* _Directions for this task_:
Return only the number of lines that hold "found".

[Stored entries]

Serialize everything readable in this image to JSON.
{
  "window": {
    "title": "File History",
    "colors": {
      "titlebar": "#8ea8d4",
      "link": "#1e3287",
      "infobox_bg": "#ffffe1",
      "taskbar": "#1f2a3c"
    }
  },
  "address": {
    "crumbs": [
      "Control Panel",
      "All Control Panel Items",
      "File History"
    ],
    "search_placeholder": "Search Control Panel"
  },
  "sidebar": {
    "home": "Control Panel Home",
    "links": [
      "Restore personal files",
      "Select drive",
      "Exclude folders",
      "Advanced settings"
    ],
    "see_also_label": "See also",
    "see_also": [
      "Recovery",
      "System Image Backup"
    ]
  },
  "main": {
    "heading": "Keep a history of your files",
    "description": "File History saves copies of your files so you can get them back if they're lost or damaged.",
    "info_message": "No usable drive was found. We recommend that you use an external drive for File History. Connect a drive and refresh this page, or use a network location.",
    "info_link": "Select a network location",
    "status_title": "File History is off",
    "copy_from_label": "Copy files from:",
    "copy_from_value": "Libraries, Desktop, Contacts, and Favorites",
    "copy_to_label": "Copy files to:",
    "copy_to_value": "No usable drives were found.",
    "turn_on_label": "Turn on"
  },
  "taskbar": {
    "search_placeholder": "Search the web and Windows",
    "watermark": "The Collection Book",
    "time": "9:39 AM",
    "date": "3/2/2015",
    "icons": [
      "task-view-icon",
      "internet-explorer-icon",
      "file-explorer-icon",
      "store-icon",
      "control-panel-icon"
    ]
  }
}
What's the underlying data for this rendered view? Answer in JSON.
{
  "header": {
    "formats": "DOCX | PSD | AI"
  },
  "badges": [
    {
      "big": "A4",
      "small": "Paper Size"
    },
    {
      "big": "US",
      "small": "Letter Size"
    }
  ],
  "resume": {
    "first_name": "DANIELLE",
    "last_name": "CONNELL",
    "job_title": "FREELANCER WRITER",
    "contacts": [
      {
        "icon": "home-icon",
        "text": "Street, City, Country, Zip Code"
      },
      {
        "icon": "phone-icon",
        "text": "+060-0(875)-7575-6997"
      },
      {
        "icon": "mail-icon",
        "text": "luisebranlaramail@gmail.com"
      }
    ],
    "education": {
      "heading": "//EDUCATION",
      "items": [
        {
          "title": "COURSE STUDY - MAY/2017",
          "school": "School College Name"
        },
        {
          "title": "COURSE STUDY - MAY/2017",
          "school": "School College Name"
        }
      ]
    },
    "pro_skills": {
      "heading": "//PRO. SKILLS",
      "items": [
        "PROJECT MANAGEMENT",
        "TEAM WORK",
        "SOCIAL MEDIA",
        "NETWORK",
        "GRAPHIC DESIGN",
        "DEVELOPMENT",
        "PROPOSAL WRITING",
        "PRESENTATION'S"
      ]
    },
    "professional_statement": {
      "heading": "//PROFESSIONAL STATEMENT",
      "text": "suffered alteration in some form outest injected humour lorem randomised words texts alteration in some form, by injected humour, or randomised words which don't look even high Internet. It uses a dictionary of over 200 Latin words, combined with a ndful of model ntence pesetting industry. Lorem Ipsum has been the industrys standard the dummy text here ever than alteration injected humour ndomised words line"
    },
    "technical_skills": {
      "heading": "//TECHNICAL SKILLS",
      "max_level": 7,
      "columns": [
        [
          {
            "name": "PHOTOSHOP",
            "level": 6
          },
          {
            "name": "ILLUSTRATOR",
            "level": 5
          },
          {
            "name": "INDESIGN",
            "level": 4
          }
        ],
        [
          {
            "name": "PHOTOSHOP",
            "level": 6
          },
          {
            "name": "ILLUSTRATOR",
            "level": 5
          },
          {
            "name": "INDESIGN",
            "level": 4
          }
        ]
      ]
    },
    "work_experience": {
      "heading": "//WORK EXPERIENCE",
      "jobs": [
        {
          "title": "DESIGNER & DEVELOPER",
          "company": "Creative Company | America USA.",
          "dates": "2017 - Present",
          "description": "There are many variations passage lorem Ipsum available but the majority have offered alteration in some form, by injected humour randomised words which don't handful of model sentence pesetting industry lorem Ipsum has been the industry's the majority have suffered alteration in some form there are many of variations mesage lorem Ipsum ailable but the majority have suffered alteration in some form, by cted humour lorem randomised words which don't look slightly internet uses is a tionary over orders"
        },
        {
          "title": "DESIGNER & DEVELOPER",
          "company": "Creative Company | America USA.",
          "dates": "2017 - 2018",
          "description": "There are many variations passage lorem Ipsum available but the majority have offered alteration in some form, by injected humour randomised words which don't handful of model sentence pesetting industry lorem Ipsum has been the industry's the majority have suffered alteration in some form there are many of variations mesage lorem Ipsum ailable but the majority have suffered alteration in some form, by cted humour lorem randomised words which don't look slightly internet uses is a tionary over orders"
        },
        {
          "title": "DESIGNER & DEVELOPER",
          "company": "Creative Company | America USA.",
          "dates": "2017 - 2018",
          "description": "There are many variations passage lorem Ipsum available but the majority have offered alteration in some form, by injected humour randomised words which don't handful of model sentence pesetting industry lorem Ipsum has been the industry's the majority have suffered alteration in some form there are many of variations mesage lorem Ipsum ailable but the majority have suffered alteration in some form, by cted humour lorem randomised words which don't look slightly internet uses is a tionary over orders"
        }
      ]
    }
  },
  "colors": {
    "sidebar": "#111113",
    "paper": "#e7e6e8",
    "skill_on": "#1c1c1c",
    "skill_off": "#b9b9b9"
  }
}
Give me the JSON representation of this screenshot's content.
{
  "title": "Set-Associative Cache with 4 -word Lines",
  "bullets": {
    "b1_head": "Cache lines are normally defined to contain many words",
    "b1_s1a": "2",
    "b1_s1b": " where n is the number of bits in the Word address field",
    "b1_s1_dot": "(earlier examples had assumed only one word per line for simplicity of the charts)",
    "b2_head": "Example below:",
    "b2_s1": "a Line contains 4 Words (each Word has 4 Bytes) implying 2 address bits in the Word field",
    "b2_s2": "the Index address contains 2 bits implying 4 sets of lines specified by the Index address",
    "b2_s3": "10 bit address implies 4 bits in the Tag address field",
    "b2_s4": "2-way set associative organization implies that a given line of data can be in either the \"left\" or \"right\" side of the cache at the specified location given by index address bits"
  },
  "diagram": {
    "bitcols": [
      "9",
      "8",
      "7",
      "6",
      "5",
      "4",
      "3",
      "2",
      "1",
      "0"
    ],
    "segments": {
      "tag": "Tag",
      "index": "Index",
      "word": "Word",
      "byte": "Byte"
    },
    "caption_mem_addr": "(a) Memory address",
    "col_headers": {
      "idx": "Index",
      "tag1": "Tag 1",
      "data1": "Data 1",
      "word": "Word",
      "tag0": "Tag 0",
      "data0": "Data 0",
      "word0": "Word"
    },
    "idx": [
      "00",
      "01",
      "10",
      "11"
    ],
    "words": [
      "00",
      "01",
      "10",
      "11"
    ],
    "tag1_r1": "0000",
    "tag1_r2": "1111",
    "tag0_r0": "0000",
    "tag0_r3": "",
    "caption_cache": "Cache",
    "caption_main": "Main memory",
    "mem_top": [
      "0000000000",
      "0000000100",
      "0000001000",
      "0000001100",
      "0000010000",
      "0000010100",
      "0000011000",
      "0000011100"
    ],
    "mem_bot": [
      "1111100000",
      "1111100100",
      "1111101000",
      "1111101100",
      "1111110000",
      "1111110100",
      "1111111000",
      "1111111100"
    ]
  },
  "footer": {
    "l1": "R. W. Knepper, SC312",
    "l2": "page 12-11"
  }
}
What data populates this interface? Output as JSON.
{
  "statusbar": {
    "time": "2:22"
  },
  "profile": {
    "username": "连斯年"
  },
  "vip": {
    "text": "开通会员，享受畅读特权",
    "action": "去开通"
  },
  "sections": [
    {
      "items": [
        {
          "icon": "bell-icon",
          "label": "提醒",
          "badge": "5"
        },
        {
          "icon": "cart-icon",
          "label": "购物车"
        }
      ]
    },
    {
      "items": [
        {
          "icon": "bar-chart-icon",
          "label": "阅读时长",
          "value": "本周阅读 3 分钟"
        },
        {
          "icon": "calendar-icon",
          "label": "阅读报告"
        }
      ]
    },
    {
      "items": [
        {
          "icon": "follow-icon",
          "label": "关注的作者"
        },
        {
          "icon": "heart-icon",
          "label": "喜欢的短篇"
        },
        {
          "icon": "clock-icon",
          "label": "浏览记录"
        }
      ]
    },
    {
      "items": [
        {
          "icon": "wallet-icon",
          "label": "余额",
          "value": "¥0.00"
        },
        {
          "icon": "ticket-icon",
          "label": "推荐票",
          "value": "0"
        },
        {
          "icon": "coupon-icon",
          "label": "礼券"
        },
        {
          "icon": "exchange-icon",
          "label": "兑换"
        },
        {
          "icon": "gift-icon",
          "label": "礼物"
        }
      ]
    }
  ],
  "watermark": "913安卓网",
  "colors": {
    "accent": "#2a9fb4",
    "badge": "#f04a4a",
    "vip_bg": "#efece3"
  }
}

* _Complete answer_:
2